> **EXERCISE DIRECTIONS**: Gather, from the data below, each line in which the word "this" occurs.

> **Recorded data**:
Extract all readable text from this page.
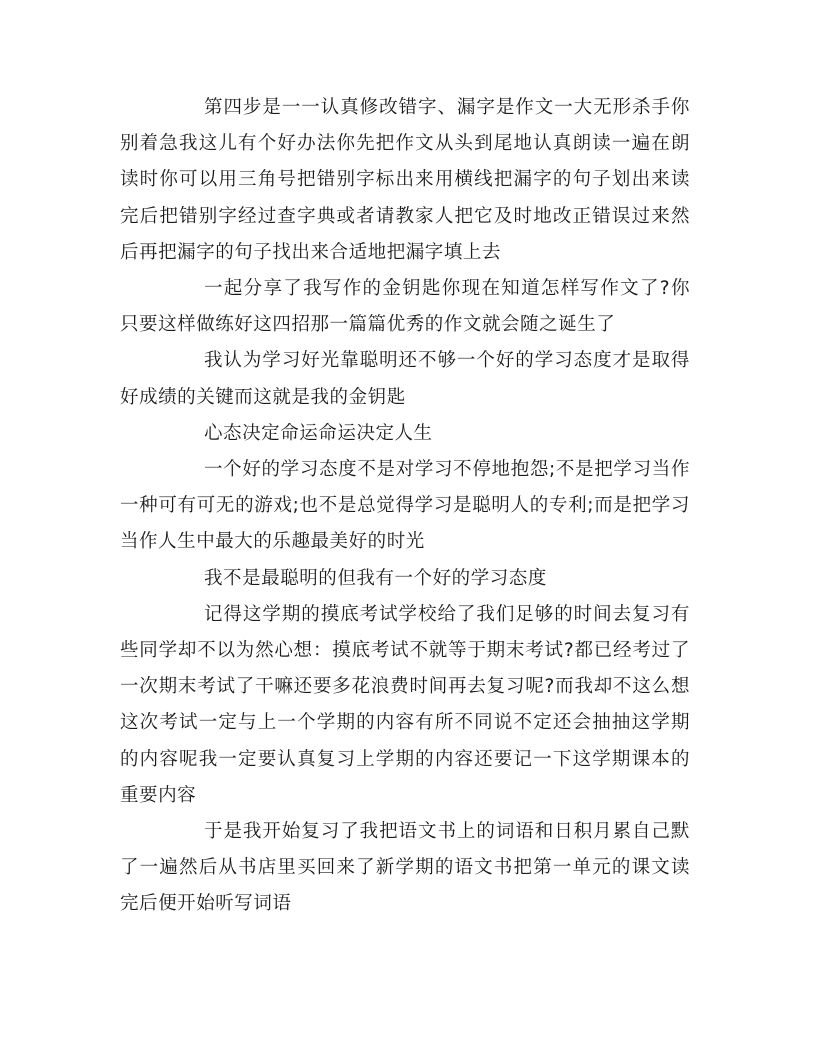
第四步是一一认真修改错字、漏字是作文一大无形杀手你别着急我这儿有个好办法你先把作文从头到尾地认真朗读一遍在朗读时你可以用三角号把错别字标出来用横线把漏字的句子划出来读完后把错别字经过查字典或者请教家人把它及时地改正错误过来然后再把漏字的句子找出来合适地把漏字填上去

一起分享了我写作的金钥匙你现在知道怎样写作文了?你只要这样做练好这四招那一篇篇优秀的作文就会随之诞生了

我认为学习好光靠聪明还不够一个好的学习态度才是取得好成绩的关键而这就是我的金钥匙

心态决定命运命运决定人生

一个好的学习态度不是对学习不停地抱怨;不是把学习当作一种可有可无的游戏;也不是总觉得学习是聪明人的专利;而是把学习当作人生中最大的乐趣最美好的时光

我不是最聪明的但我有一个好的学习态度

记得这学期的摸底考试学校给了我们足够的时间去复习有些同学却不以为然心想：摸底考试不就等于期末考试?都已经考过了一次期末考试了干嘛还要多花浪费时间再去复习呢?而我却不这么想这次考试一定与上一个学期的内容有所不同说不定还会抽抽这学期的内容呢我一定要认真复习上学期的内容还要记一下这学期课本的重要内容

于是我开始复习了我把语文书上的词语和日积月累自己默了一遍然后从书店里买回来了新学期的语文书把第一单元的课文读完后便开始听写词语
...
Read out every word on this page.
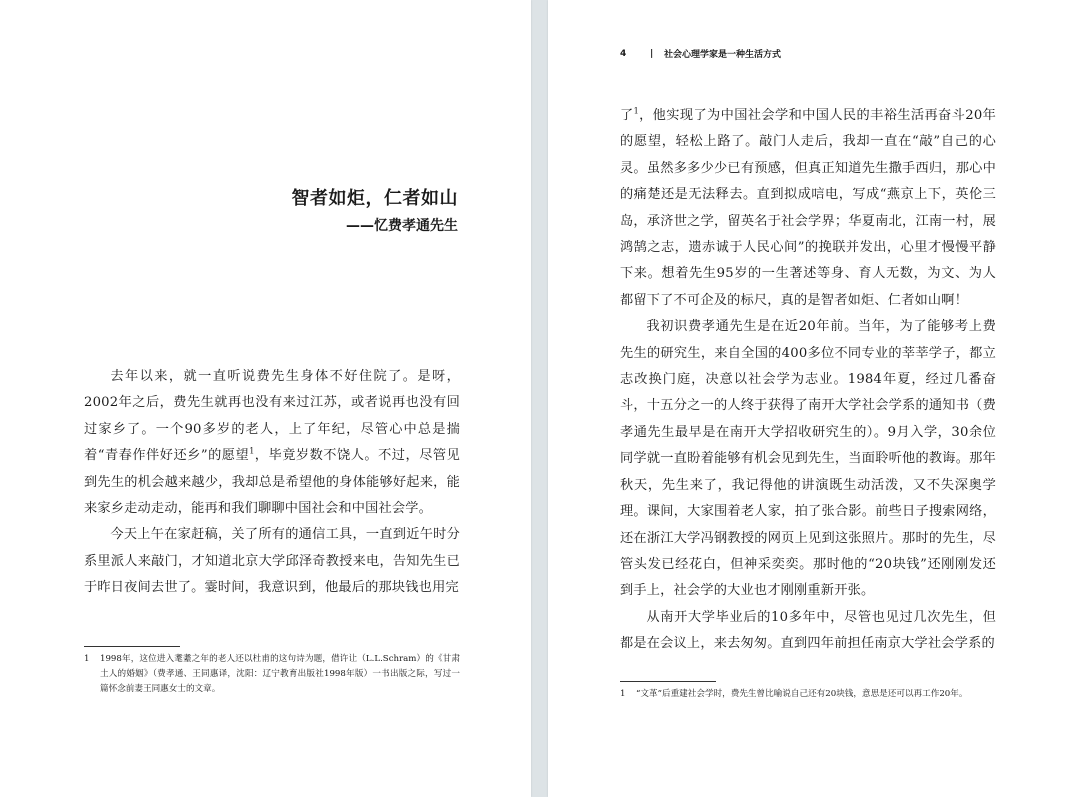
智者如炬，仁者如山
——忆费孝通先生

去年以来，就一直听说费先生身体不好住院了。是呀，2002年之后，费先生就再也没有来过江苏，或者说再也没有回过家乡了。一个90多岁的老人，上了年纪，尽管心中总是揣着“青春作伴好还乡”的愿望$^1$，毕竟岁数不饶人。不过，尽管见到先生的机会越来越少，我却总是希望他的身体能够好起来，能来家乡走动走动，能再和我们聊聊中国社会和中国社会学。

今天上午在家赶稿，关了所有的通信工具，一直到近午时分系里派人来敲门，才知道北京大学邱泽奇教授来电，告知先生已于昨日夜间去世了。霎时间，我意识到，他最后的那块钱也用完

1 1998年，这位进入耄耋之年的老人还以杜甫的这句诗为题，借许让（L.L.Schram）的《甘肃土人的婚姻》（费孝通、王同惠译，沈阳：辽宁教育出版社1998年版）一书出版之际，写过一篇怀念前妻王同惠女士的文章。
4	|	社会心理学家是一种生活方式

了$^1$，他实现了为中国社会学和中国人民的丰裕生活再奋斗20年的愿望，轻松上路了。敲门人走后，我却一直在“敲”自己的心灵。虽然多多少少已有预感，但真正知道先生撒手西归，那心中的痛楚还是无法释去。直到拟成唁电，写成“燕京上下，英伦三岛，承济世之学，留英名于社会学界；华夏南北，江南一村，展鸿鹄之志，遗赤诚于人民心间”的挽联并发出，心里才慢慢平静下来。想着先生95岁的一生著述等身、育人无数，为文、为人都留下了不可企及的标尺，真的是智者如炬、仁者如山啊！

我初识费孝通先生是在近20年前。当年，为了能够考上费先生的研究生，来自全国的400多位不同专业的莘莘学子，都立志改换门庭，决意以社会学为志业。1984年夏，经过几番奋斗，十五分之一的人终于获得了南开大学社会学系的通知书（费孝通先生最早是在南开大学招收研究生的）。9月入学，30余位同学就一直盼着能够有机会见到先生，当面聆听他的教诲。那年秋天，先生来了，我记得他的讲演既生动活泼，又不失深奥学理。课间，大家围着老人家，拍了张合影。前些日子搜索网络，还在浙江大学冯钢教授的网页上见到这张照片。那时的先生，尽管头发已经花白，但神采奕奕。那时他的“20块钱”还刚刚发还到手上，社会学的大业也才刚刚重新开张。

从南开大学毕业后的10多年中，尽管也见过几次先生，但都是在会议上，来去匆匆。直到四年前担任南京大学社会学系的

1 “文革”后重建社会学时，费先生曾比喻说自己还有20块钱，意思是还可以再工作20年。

> **WRITTEN RESPONSE**:
Extract all readable text from this page.
Read out every word on this page.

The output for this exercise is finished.